Francisco José Pérez.
El avance de los discursos basados en el desprecio y el odio a los inmigrantes y a los refugiados, el rechazo visceral del cambio climático… que reflejan el triunfo de Trump y el avance de la extrema derecha en Europa, se convierte en indicador (signo de los tiempos) del grado de deshumanización que está alcanzando nuestra civilización, no tanto por la emergencia de esos personajes, como por los millones de personas ponen su confianza en ellos y en sus ideas. Una situación que devuelve toda la actualidad a esa disyuntiva entre la vida y la muerte que planteó E. Fromm: “No hay distinción más fundamental entre los hombres, psicológica y moralmente, que la que existe entre los que aman la muerte y los que aman la vida”[1], y que también recoge el Deuteronomio: “Os he propuesto la vida y la muerte, la bendición y la maldición. Escoge la vida, para que vivas, tú y tu descendencia” (Dt 30, 19).

* _Consigna_: Prolonga el texto sobre la deshumanización y la disyuntiva entre la vida y la muerte a partir de la cita del Deuteronomio con la que termina.

* _Información proporcionada_:
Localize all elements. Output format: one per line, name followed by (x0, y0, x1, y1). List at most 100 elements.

* _Resultado final_:
Esa opción parece inclinarse del lado de la muerte (no sólo por el auge electoral de esas ideas, sino por lo que está ocurriendo en las fronteras con migrantes y refugiados; lo que sufren tantas poblaciones sometidas a guerras, violencias, violaciones de derechos…) y amenaza con apagar nuestra fe en la persona y en la humanidad. Evitarlo requiere explicar por qué tantas personas apuestan por la muerte, y para ello tendremos que recuperar la categoría de “pecado estructural” que Juan Pablo II desarrolló y que el Papa Francisco ha definido como “… un mal enquistado en las estructuras de una sociedad tiene siempre un potencial de disolución y de muerte; es el mal cristalizado en estructuras sociales injustas, a partir del cual no puede esperarse un futuro mejor” (Evangelii gaudium, 59).
No se trata, por tanto, de un mero problema de bondad o maldad del ser humano; de más o menos cultura… se trata de que nuestra sociedad se levanta sobre un sistema perverso, el capitalismo, que no es sólo un modo de producción, sino también un sistema de producción cultural que tiende a configurar nuestro corazón y nuestro cerebro.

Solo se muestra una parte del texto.